◆ Set task
Gather up all lines that carry the word "几何画板".

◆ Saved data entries
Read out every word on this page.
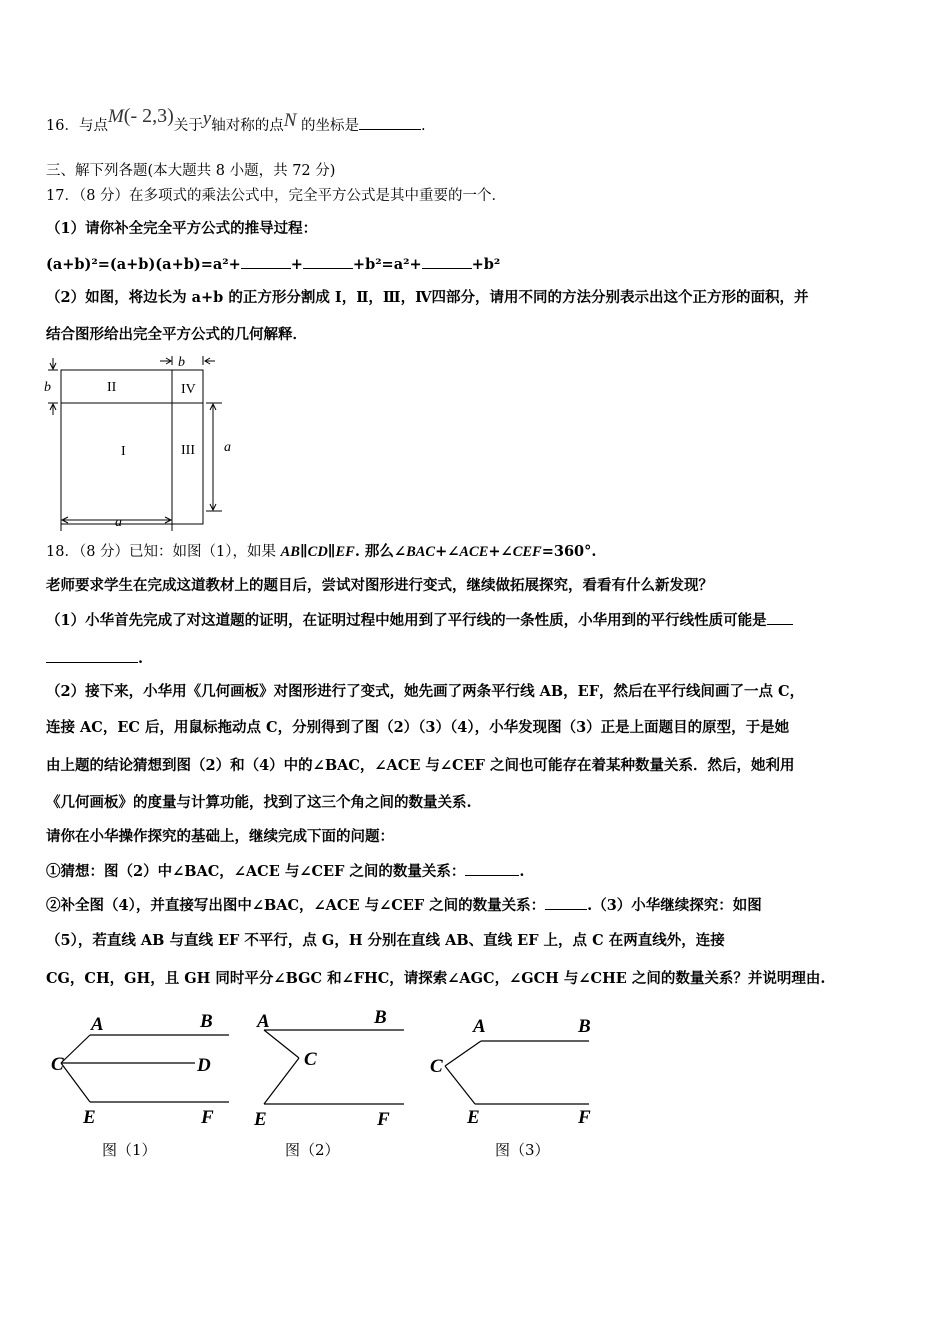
16．与点M(- 2,3)关于y轴对称的点N 的坐标是	.
三、解下列各题(本大题共 8 小题，共 72 分)
17．（8 分）在多项式的乘法公式中，完全平方公式是其中重要的一个．
（1）请你补全完全平方公式的推导过程：
(a+b)²=(a+b)(a+b)=a²+	+	+b²=a²+	+b²
（2）如图，将边长为 a+b 的正方形分割成 I，Ⅱ，Ⅲ，Ⅳ四部分，请用不同的方法分别表示出这个正方形的面积，并
结合图形给出完全平方公式的几何解释．
b
b
a
a
I
II
III
IV
18．（8 分）已知：如图（1），如果 AB∥CD∥EF. 那么∠BAC+∠ACE+∠CEF=360°.
老师要求学生在完成这道教材上的题目后，尝试对图形进行变式，继续做拓展探究，看看有什么新发现？
（1）小华首先完成了对这道题的证明，在证明过程中她用到了平行线的一条性质，小华用到的平行线性质可能是
.
（2）接下来，小华用《几何画板》对图形进行了变式，她先画了两条平行线 AB，EF，然后在平行线间画了一点 C，
连接 AC，EC 后，用鼠标拖动点 C，分别得到了图（2）（3）（4），小华发现图（3）正是上面题目的原型，于是她
由上题的结论猜想到图（2）和（4）中的∠BAC，∠ACE 与∠CEF 之间也可能存在着某种数量关系．然后，她利用
《几何画板》的度量与计算功能，找到了这三个角之间的数量关系.
请你在小华操作探究的基础上，继续完成下面的问题：
①猜想：图（2）中∠BAC，∠ACE 与∠CEF 之间的数量关系：	.
②补全图（4），并直接写出图中∠BAC，∠ACE 与∠CEF 之间的数量关系：	.（3）小华继续探究：如图
（5），若直线 AB 与直线 EF 不平行，点 G，H 分别在直线 AB、直线 EF 上，点 C 在两直线外，连接
CG，CH，GH，且 GH 同时平分∠BGC 和∠FHC，请探索∠AGC，∠GCH 与∠CHE 之间的数量关系？并说明理由.
A	B
C	D
E	F
图（1）
A	B
C
E	F
图（2）
A	B
C
E	F
图（3）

◆ Reply to the task
（2）接下来，小华用《几何画板》对图形进行了变式，她先画了两条平行线 AB，EF，然后在平行线间画了一点 C，
《几何画板》的度量与计算功能，找到了这三个角之间的数量关系.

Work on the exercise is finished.